Given instruction. Copy out the records in full, word for word, without pictures.
--- Start of Exercise data ---
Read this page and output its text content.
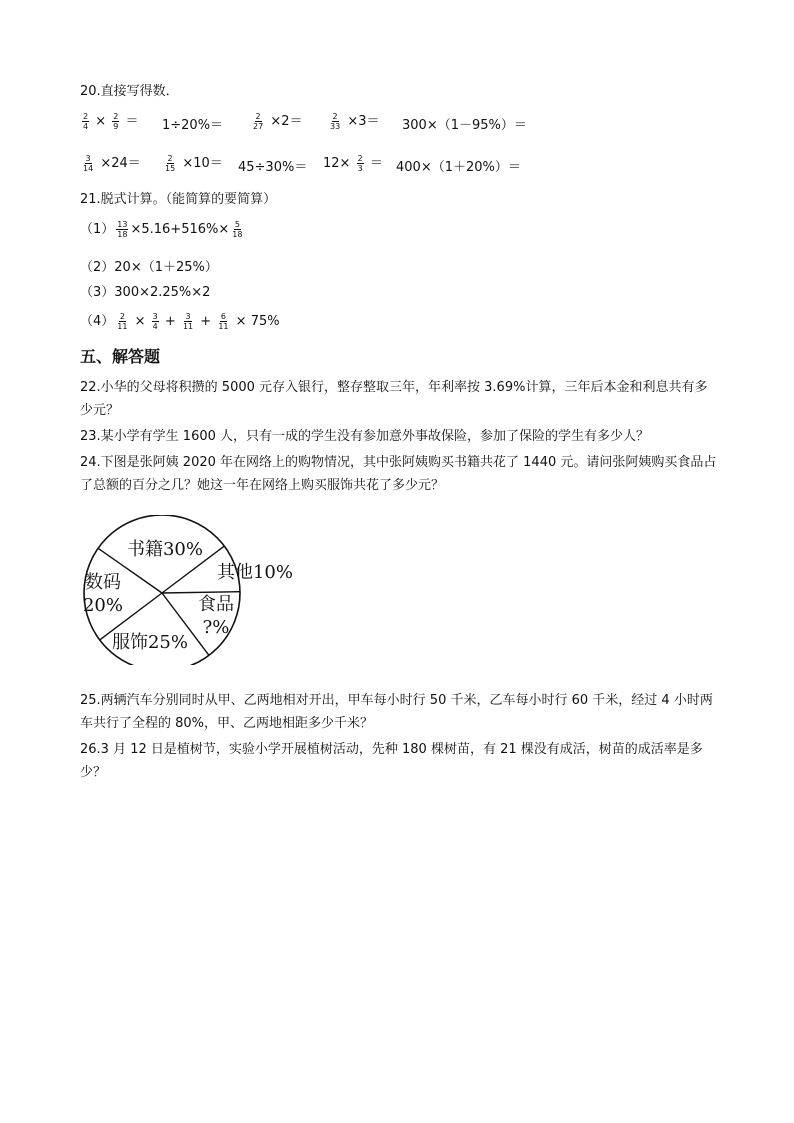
20.直接写得数．
$\frac{2}{4} \times \frac{2}{9} = 1\div 20\%=$	$\frac{2}{27} \times 2=$	$\frac{2}{33} \times 3= 300\times(1-95\%)=$
$\frac{3}{14} \times 24=$	$\frac{2}{15} \times 10= 45\div 30\%= 12\times \frac{2}{3} = 400\times(1+20\%)=$
21.脱式计算。（能简算的要简算）
$(1) \frac{13}{18} \times 5.16+516\%\times \frac{5}{18}$
（2）20×（1＋25%）
（3）300×2.25%×2
$(4) \frac{2}{11} \times \frac{3}{4} + \frac{3}{11} + \frac{6}{11} \times 75\%$
五、解答题
22.小华的父母将积攒的 5000 元存入银行，整存整取三年，年利率按 3.69%计算，三年后本金和利息共有多少元？
23.某小学有学生 1600 人，只有一成的学生没有参加意外事故保险，参加了保险的学生有多少人？
24.下图是张阿姨 2020 年在网络上的购物情况，其中张阿姨购买书籍共花了 1440 元。请问张阿姨购买食品占了总额的百分之几？她这一年在网络上购买服饰共花了多少元？
书籍30%
其他10%
食品
?%
服饰25%
数码
20%
25.两辆汽车分别同时从甲、乙两地相对开出，甲车每小时行 50 千米，乙车每小时行 60 千米，经过 4 小时两车共行了全程的 80%，甲、乙两地相距多少千米？
26.3 月 12 日是植树节，实验小学开展植树活动，先种 180 棵树苗，有 21 棵没有成活，树苗的成活率是多少？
--- End of Exercise data ---
Solution to this problem.
Read this page and output its text content.
20.直接写得数．
$\frac{2}{4} \times \frac{2}{9} = 1\div 20\%=$	$\frac{2}{27} \times 2=$	$\frac{2}{33} \times 3= 300\times(1-95\%)=$
$\frac{3}{14} \times 24=$	$\frac{2}{15} \times 10= 45\div 30\%= 12\times \frac{2}{3} = 400\times(1+20\%)=$
21.脱式计算。（能简算的要简算）
$(1) \frac{13}{18} \times 5.16+516\%\times \frac{5}{18}$
（2）20×（1＋25%）
（3）300×2.25%×2
$(4) \frac{2}{11} \times \frac{3}{4} + \frac{3}{11} + \frac{6}{11} \times 75\%$
五、解答题
22.小华的父母将积攒的 5000 元存入银行，整存整取三年，年利率按 3.69%计算，三年后本金和利息共有多少元？
23.某小学有学生 1600 人，只有一成的学生没有参加意外事故保险，参加了保险的学生有多少人？
24.下图是张阿姨 2020 年在网络上的购物情况，其中张阿姨购买书籍共花了 1440 元。请问张阿姨购买食品占了总额的百分之几？她这一年在网络上购买服饰共花了多少元？
书籍30%
其他10%
食品
?%
服饰25%
数码
20%
25.两辆汽车分别同时从甲、乙两地相对开出，甲车每小时行 50 千米，乙车每小时行 60 千米，经过 4 小时两车共行了全程的 80%，甲、乙两地相距多少千米？
26.3 月 12 日是植树节，实验小学开展植树活动，先种 180 棵树苗，有 21 棵没有成活，树苗的成活率是多少？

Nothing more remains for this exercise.